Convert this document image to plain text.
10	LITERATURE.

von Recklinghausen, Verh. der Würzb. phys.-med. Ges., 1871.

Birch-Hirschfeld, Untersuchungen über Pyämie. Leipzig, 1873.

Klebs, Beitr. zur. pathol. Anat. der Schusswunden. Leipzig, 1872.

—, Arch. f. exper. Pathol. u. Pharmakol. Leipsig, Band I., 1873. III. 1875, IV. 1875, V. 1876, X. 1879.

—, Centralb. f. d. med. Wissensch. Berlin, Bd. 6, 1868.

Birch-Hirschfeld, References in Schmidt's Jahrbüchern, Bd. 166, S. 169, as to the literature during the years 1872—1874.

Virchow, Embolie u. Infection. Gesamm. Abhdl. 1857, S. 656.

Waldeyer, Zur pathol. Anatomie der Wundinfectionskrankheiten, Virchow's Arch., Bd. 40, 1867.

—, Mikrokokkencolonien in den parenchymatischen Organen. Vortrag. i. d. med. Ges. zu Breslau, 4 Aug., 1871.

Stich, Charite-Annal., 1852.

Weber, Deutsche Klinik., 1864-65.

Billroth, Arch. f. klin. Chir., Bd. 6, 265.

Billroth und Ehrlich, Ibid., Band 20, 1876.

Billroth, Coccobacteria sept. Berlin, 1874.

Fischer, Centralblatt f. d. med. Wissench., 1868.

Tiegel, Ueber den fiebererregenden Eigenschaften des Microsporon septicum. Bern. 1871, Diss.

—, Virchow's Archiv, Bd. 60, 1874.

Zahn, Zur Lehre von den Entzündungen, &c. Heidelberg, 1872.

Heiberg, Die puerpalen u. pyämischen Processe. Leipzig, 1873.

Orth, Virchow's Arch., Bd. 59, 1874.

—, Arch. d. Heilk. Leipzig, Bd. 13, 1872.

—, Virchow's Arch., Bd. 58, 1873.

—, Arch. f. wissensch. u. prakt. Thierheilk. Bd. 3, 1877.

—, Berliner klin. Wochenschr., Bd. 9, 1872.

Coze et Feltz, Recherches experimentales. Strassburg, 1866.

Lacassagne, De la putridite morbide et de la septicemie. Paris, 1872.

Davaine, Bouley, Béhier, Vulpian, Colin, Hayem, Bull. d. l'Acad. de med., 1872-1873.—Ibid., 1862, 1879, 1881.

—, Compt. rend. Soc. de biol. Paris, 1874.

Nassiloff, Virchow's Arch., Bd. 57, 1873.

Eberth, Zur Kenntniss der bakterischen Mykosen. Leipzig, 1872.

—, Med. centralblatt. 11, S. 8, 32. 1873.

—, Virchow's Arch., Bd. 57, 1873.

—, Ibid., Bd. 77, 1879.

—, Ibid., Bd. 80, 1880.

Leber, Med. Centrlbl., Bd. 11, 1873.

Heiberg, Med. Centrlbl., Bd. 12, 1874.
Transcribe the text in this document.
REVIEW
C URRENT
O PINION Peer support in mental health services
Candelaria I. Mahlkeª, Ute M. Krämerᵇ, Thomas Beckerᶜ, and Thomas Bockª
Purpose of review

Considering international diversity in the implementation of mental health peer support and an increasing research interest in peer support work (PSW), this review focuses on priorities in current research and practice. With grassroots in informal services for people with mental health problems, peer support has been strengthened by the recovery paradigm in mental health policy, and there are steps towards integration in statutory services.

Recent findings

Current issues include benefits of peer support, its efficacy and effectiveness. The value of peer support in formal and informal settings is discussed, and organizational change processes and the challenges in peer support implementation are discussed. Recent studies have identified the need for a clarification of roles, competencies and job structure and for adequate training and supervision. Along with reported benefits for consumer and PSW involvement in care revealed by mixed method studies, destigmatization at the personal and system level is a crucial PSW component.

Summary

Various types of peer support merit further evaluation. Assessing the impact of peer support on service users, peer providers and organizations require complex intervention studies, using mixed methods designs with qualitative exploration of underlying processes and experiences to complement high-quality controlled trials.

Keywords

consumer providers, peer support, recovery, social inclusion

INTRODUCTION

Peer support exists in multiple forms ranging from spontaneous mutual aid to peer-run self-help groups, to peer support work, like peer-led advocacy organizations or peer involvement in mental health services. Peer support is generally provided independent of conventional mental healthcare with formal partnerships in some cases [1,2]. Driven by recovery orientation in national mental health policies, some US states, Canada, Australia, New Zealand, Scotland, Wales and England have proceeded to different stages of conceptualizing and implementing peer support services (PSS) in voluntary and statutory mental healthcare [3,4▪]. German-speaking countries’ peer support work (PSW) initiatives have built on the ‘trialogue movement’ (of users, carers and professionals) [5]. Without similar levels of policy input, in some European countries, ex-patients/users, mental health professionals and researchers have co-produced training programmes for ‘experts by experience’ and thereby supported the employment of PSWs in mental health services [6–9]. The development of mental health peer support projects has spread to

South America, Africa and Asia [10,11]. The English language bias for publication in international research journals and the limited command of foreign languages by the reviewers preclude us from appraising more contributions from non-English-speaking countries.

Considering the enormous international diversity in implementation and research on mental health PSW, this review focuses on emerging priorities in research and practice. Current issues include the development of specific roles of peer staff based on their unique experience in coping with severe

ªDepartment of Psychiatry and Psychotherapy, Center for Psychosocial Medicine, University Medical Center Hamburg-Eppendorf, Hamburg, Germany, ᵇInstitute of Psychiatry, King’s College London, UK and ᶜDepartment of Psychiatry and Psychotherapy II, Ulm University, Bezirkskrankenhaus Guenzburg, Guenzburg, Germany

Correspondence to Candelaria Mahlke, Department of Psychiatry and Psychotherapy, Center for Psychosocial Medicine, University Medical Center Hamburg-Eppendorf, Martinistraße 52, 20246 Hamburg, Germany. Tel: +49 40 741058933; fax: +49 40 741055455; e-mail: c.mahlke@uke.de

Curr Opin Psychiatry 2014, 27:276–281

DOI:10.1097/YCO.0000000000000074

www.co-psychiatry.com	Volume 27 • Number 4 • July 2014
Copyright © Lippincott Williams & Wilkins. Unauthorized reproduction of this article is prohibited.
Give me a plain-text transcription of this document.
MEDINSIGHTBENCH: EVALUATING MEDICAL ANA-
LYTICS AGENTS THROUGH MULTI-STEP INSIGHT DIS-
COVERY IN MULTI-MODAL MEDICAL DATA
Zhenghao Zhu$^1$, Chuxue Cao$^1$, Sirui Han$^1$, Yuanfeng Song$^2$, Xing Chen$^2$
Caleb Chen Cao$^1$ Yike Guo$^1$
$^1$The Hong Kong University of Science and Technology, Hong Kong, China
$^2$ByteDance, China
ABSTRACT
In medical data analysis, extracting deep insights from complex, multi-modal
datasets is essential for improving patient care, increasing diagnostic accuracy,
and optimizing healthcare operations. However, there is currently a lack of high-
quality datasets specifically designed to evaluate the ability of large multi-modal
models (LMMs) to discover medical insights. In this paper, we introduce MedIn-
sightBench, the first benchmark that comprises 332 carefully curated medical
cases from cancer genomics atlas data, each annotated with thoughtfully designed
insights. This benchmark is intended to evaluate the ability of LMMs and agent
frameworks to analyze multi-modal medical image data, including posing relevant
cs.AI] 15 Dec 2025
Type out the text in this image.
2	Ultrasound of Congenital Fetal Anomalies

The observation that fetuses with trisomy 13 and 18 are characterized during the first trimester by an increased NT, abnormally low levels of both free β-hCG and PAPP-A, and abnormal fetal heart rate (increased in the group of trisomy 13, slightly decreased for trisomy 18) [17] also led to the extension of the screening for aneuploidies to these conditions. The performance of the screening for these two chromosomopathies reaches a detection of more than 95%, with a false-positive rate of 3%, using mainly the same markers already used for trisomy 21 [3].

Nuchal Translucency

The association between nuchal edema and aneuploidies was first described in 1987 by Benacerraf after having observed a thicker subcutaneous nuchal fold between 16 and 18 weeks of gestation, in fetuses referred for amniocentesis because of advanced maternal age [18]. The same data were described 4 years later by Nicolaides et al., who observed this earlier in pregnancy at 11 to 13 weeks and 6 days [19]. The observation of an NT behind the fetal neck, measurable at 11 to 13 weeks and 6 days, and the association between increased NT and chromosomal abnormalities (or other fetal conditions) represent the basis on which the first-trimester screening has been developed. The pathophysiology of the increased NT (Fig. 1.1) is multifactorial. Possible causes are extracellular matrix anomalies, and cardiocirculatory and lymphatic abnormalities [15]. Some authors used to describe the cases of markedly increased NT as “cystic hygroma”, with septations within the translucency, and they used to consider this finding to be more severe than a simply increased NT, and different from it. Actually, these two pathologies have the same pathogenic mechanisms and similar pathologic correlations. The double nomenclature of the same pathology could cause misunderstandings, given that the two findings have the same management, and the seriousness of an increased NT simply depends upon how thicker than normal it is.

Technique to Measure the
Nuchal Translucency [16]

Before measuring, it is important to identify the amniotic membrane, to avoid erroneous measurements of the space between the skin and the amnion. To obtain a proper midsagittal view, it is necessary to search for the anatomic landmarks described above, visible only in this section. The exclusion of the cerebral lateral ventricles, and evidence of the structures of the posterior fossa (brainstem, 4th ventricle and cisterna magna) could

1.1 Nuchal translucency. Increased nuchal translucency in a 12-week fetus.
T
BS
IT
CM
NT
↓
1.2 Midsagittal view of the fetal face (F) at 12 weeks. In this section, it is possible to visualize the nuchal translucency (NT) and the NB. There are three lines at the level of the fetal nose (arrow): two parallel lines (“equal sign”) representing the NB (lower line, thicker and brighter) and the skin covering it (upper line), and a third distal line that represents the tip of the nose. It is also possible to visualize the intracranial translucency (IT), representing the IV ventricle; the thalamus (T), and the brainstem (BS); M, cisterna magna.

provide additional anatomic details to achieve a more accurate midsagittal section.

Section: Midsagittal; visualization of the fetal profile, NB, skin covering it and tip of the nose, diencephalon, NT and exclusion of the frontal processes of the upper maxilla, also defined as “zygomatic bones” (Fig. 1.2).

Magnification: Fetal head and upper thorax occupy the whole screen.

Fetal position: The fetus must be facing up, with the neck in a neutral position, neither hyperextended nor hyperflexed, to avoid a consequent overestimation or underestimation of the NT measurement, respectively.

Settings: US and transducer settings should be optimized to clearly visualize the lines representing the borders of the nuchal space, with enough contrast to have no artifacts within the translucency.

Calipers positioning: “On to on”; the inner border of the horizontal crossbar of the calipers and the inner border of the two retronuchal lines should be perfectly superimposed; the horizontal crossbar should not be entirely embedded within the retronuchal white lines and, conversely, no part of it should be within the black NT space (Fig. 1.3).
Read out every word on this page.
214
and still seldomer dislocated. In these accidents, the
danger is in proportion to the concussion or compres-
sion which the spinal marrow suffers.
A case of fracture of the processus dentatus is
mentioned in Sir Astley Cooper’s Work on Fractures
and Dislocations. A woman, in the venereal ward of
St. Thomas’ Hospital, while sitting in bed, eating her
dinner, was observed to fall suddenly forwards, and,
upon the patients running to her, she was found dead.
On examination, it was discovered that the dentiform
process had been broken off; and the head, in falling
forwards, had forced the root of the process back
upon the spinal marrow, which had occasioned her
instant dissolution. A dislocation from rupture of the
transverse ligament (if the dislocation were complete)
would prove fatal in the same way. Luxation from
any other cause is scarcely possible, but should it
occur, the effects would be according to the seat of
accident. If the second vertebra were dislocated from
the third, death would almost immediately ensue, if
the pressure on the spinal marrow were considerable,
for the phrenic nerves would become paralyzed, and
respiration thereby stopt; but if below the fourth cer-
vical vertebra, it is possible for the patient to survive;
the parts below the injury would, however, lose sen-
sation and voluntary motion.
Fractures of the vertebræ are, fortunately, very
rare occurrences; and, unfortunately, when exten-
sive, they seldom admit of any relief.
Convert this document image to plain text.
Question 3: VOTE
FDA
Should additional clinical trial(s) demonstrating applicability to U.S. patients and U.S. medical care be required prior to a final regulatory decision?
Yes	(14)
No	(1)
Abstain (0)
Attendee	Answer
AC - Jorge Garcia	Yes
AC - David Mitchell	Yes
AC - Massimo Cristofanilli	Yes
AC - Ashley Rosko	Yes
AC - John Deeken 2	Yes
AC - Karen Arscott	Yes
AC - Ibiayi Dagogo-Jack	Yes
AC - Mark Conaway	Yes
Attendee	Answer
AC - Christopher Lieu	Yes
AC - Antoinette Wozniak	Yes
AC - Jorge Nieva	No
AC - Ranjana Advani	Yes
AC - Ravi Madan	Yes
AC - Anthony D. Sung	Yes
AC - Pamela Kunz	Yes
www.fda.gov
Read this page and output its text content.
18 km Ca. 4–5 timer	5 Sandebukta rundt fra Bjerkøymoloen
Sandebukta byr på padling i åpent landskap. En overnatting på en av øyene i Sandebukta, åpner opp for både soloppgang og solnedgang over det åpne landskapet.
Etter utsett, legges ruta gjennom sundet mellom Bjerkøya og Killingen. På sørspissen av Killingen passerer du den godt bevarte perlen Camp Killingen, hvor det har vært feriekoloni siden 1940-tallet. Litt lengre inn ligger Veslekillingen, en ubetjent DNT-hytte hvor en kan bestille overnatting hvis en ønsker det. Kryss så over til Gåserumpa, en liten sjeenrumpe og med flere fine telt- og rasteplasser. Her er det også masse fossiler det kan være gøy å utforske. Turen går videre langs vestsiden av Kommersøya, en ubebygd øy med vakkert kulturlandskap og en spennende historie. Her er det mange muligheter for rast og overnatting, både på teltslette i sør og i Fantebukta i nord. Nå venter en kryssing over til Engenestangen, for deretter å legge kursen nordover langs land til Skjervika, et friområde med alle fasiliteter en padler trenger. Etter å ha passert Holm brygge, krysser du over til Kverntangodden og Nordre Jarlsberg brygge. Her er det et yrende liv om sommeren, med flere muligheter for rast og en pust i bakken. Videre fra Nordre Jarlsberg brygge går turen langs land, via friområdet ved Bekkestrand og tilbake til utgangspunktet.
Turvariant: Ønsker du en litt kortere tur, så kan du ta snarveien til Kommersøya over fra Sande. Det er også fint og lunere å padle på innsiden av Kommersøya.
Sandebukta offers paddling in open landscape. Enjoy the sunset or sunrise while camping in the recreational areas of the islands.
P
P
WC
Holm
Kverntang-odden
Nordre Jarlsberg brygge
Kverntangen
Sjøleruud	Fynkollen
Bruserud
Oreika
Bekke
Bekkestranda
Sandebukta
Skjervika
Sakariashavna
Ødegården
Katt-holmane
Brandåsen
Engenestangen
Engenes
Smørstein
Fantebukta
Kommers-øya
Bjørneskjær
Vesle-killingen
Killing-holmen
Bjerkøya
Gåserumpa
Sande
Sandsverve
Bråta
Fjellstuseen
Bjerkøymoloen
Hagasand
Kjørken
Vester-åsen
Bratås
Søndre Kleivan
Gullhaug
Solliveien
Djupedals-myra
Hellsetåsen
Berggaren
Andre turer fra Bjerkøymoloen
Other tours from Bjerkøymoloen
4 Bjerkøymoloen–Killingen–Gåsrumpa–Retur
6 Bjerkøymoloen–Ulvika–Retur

────────

Task details => Only the number is needed: please work out how many lines in the data contain the string "benchmark".

Result of the task => 2